GOAL:
Rewrite the part of the data that opens with its first line and closes with the line containing "timeline-dot-2008 (355, 528, 373, 546)", both included, as a JSON list of strings. Give one string per line and omit any blank lines.

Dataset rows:
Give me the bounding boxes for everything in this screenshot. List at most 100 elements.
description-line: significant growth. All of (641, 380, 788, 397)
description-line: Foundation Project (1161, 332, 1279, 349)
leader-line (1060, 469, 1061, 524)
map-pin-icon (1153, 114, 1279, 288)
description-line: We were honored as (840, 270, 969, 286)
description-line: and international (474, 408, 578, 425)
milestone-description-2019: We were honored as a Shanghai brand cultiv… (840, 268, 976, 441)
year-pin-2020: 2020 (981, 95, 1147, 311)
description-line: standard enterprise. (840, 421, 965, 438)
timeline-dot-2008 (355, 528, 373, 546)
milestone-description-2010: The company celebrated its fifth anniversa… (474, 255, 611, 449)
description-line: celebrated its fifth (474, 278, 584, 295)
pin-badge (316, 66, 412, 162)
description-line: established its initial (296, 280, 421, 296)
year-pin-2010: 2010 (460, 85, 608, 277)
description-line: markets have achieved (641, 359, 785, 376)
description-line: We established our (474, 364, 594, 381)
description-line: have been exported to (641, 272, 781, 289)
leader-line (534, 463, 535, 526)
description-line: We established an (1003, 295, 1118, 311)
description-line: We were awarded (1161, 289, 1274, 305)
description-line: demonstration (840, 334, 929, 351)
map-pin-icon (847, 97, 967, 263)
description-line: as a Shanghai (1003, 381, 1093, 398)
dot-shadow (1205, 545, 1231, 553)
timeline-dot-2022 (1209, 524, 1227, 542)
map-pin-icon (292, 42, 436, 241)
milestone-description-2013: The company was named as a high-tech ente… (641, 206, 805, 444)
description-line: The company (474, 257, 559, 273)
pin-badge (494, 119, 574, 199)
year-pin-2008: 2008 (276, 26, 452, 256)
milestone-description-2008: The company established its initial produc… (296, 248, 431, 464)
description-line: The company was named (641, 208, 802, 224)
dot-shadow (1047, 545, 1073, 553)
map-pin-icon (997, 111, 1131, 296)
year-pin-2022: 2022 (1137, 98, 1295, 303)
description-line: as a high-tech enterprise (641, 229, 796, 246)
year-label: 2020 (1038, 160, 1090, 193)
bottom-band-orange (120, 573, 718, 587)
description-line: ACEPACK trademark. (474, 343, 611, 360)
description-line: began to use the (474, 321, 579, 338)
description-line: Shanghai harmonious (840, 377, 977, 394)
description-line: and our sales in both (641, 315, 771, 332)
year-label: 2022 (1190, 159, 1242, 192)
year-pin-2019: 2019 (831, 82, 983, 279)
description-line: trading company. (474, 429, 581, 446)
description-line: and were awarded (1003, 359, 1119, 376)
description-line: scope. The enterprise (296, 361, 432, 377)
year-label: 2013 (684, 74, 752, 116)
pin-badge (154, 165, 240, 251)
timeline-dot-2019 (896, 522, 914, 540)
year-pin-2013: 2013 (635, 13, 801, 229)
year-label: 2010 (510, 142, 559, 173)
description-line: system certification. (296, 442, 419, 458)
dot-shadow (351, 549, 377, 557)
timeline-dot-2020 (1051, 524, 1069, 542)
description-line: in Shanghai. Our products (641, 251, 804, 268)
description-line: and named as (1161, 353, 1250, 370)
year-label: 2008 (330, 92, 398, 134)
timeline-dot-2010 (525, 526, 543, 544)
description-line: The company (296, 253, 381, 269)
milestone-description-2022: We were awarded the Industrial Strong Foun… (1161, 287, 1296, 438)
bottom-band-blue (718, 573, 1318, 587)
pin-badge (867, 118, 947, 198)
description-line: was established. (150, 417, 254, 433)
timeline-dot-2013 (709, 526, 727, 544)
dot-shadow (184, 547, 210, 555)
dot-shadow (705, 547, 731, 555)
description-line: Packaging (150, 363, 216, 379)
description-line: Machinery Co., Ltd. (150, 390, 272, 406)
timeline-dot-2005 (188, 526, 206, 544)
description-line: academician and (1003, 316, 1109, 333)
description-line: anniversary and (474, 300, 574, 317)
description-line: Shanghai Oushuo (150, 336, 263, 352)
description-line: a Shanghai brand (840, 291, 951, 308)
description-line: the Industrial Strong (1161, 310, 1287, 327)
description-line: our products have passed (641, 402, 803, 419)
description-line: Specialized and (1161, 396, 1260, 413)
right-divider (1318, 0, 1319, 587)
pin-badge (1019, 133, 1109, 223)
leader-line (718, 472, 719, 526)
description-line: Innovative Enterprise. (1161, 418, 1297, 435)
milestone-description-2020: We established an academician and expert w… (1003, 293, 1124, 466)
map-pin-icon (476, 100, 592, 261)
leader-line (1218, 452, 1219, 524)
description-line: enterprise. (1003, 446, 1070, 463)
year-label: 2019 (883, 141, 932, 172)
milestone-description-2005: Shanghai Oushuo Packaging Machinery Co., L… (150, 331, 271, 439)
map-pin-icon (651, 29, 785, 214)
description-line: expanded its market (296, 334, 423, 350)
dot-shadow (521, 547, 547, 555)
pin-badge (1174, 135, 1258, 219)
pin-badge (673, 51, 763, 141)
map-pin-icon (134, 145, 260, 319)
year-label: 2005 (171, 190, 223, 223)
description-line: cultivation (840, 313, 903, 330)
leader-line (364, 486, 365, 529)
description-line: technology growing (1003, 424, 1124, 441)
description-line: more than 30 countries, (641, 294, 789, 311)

OUTPUT FOR THIS TASK:
[
  "Give me the bounding boxes for everything in this screenshot. List at most 100 elements.",
  "description-line: significant growth. All of (641, 380, 788, 397)",
  "description-line: Foundation Project (1161, 332, 1279, 349)",
  "leader-line (1060, 469, 1061, 524)",
  "map-pin-icon (1153, 114, 1279, 288)",
  "description-line: We were honored as (840, 270, 969, 286)",
  "description-line: and international (474, 408, 578, 425)",
  "milestone-description-2019: We were honored as a Shanghai brand cultiv… (840, 268, 976, 441)",
  "year-pin-2020: 2020 (981, 95, 1147, 311)",
  "description-line: standard enterprise. (840, 421, 965, 438)",
  "timeline-dot-2008 (355, 528, 373, 546)"
]